Items from a data source
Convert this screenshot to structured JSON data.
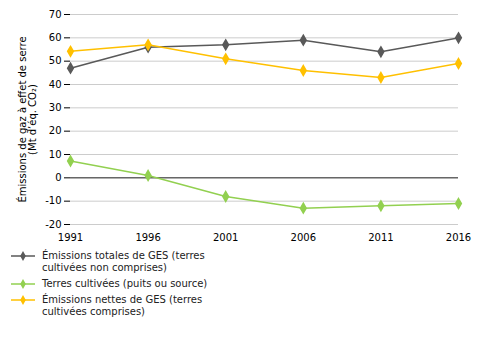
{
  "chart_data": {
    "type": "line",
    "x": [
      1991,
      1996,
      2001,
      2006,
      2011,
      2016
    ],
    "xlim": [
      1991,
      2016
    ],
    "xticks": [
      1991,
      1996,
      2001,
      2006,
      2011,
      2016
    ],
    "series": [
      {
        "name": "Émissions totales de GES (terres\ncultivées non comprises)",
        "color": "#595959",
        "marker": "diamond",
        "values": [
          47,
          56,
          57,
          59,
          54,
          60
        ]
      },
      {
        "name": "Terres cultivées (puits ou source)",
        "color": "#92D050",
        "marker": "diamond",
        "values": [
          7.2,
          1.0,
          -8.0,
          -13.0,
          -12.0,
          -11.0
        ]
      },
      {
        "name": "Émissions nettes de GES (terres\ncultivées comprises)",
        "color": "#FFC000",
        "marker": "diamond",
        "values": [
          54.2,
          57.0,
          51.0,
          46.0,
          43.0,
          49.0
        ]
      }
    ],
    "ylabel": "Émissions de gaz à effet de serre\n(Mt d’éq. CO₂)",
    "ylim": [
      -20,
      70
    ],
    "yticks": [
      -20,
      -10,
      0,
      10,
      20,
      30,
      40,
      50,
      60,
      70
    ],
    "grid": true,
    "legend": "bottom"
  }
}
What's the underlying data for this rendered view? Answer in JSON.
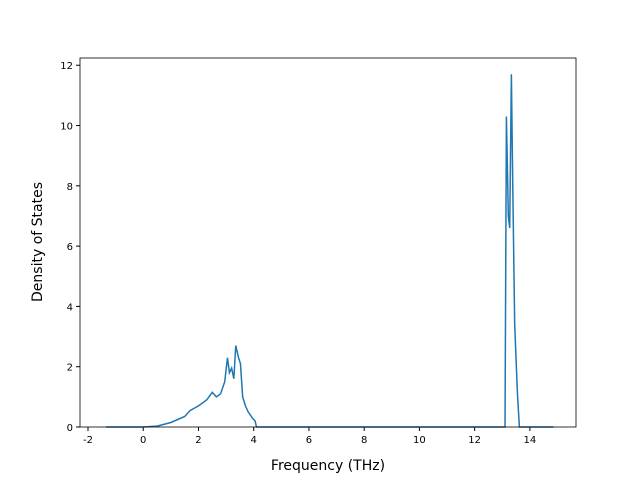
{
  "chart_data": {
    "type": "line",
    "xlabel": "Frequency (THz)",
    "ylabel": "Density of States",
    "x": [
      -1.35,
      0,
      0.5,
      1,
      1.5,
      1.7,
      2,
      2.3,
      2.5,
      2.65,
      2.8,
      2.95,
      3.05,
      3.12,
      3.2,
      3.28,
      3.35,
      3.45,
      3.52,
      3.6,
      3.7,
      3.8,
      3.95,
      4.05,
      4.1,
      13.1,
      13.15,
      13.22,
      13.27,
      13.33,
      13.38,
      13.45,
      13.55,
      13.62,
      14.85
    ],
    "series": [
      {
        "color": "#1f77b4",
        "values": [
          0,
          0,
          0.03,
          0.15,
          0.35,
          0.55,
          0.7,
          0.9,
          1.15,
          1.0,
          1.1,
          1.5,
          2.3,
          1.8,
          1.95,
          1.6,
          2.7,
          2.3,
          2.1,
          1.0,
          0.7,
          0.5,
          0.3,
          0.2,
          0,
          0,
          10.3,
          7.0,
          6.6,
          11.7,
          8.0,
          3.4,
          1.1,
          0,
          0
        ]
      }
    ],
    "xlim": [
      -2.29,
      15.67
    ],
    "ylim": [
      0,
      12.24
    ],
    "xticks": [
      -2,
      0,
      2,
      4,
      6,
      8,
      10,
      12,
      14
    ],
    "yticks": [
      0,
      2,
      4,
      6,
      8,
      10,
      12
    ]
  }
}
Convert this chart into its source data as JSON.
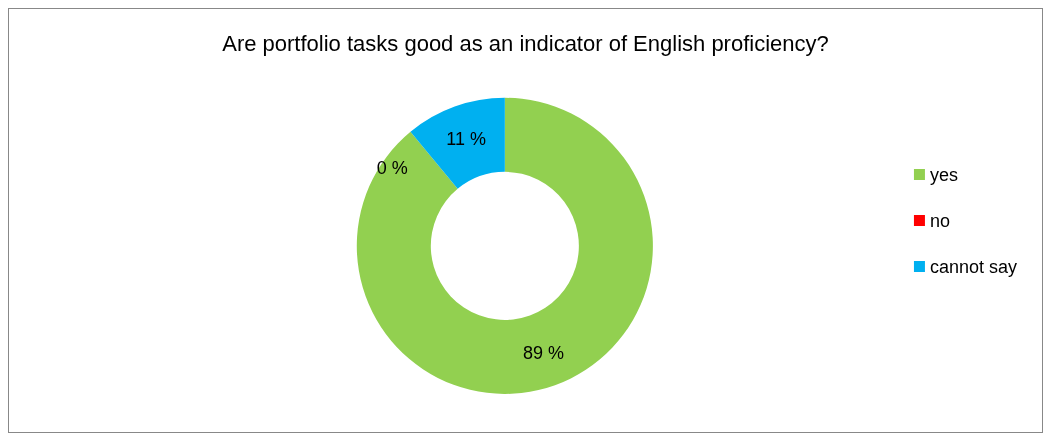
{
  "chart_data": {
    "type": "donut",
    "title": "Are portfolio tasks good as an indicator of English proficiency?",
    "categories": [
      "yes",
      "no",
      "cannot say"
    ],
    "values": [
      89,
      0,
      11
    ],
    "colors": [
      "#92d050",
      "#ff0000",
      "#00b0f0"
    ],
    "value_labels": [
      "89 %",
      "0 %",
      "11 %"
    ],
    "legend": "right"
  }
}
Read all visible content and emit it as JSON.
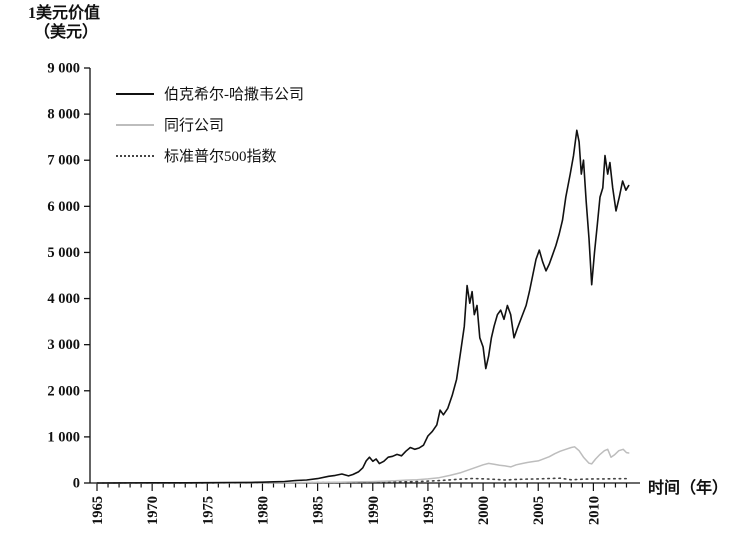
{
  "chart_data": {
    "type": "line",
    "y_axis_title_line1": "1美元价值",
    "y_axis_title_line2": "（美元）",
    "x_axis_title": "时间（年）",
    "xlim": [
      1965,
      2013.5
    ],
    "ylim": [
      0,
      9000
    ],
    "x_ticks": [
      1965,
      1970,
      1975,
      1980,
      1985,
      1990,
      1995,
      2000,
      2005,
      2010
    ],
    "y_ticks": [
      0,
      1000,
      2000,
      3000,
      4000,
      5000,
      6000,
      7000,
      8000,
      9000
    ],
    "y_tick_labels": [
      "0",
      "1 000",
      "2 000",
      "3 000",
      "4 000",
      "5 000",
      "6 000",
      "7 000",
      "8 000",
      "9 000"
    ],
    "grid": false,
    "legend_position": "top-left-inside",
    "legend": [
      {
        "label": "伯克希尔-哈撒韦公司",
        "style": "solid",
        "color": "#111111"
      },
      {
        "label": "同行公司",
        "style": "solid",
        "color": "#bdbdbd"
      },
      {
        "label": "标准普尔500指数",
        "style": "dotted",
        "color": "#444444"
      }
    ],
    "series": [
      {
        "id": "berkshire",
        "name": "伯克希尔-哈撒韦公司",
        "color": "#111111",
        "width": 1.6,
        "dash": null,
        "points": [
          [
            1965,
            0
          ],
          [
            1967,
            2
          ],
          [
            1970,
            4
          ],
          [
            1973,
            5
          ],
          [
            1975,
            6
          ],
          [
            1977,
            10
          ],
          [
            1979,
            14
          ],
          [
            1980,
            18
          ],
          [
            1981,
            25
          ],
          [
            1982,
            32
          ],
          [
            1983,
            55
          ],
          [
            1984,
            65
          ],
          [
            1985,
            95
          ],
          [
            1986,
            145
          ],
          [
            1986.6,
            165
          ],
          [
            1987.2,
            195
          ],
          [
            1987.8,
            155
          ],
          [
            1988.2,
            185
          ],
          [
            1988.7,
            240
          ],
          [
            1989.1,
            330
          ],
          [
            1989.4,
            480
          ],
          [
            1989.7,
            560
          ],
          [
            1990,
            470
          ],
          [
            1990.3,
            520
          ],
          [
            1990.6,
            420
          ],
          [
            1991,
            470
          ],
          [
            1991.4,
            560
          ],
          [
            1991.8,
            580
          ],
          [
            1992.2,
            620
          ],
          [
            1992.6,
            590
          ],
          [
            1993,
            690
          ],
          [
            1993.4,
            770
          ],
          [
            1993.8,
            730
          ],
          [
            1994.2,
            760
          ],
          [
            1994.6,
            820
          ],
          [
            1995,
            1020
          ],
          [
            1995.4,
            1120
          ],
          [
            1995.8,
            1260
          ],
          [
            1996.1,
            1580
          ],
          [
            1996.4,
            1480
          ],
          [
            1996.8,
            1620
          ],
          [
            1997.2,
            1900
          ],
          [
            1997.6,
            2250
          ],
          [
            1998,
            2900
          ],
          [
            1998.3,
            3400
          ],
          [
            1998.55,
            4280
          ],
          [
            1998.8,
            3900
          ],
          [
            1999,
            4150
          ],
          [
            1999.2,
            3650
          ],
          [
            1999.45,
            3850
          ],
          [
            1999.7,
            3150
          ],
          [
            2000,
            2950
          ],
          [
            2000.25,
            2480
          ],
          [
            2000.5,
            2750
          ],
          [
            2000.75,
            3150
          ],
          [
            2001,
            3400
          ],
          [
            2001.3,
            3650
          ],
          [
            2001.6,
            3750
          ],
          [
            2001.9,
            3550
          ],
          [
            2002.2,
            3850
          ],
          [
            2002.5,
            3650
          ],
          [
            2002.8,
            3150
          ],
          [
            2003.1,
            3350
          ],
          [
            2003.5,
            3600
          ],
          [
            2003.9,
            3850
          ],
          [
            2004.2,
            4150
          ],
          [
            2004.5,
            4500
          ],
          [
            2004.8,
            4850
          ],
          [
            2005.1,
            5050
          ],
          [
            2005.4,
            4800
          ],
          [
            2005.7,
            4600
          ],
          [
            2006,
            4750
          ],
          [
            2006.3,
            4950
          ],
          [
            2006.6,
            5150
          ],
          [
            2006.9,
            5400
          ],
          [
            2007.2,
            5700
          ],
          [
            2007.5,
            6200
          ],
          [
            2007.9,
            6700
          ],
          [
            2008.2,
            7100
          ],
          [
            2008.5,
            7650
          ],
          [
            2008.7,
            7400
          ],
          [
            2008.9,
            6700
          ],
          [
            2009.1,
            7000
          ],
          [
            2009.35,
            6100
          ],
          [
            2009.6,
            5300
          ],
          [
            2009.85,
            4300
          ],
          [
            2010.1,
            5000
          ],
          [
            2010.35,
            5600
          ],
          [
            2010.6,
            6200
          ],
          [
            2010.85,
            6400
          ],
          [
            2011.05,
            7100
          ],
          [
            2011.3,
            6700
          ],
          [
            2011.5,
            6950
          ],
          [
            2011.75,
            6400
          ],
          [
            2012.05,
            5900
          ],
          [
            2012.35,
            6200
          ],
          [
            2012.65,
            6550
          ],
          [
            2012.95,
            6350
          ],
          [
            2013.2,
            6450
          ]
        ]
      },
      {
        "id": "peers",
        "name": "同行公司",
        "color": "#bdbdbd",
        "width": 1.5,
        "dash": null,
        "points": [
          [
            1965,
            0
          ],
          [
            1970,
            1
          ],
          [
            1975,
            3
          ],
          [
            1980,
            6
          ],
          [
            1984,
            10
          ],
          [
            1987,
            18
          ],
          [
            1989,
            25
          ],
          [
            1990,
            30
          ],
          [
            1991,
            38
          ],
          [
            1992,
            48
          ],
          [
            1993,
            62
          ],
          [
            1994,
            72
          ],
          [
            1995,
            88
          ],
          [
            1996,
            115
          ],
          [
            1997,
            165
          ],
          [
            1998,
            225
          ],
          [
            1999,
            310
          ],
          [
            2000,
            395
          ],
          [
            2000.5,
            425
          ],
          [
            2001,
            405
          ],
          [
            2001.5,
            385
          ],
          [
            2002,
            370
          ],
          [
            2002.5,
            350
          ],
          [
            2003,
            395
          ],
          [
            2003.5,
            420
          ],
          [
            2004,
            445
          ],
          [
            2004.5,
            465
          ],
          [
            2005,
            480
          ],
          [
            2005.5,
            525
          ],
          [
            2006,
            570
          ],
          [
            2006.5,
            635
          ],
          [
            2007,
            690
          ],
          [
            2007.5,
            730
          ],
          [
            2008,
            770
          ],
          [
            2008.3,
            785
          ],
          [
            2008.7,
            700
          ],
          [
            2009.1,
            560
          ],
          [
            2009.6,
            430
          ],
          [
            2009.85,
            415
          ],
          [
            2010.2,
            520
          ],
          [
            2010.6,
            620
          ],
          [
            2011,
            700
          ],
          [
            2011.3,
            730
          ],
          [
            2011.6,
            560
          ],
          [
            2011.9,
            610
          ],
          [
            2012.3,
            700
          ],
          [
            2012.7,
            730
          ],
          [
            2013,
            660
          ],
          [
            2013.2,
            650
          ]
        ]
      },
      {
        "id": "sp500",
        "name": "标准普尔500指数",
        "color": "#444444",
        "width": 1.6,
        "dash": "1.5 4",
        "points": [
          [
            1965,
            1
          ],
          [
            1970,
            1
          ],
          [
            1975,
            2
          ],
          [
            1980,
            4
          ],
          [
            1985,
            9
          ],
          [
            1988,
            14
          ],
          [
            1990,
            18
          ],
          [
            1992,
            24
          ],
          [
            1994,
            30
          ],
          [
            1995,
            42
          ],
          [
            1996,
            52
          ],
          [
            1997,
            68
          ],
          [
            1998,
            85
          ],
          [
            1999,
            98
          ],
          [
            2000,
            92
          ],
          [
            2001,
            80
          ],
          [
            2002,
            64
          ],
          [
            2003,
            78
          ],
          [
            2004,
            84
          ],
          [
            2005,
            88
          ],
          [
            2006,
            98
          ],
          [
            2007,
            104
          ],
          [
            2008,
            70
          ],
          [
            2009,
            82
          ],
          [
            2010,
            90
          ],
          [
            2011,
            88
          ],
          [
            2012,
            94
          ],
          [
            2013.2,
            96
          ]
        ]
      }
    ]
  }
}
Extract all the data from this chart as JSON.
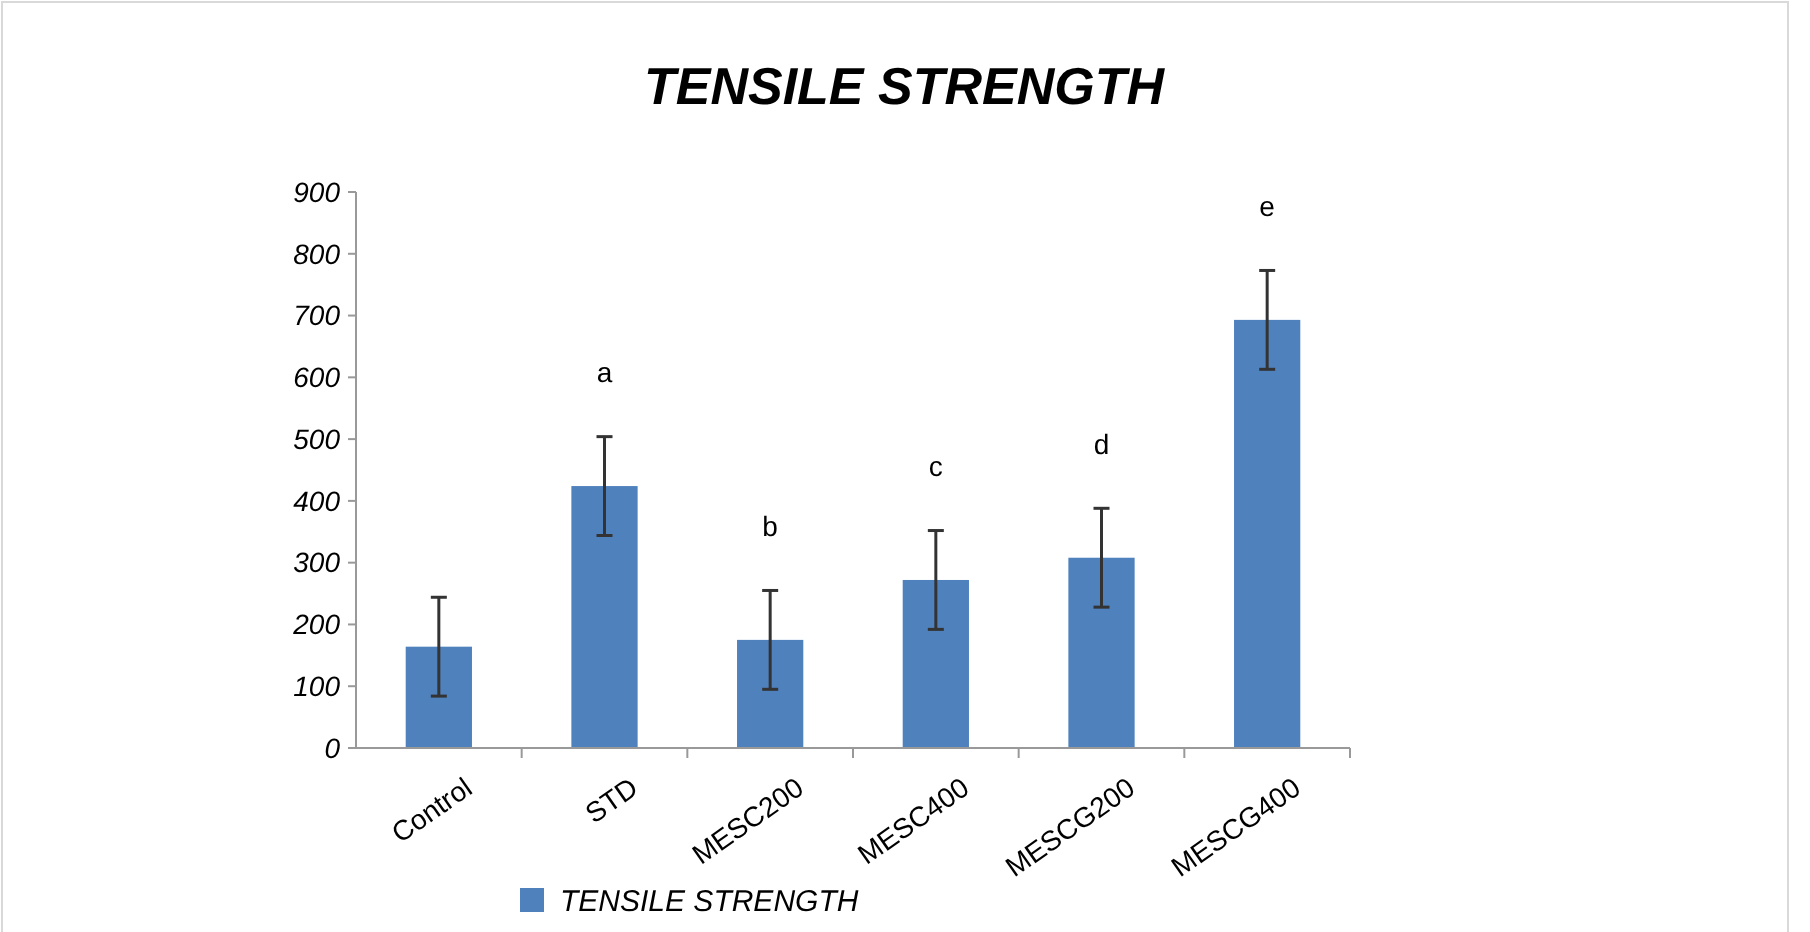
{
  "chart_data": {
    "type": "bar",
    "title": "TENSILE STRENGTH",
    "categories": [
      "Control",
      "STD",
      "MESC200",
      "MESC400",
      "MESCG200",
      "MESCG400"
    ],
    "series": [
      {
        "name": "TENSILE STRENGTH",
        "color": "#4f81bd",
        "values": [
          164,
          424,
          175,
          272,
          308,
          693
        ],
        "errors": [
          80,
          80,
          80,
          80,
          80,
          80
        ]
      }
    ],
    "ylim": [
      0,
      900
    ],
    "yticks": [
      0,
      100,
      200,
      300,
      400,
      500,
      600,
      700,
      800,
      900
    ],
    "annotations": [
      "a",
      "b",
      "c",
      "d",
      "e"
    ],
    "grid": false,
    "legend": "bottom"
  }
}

[Written exercise] Go through the material and select each line with the string "this" in it.

[Reply]
Convert this screenshot to structured JSON data.
What's the underlying data for this rendered view? Answer in JSON.
Convert this chart into its source data as JSON.
Extract all the data from this chart as JSON.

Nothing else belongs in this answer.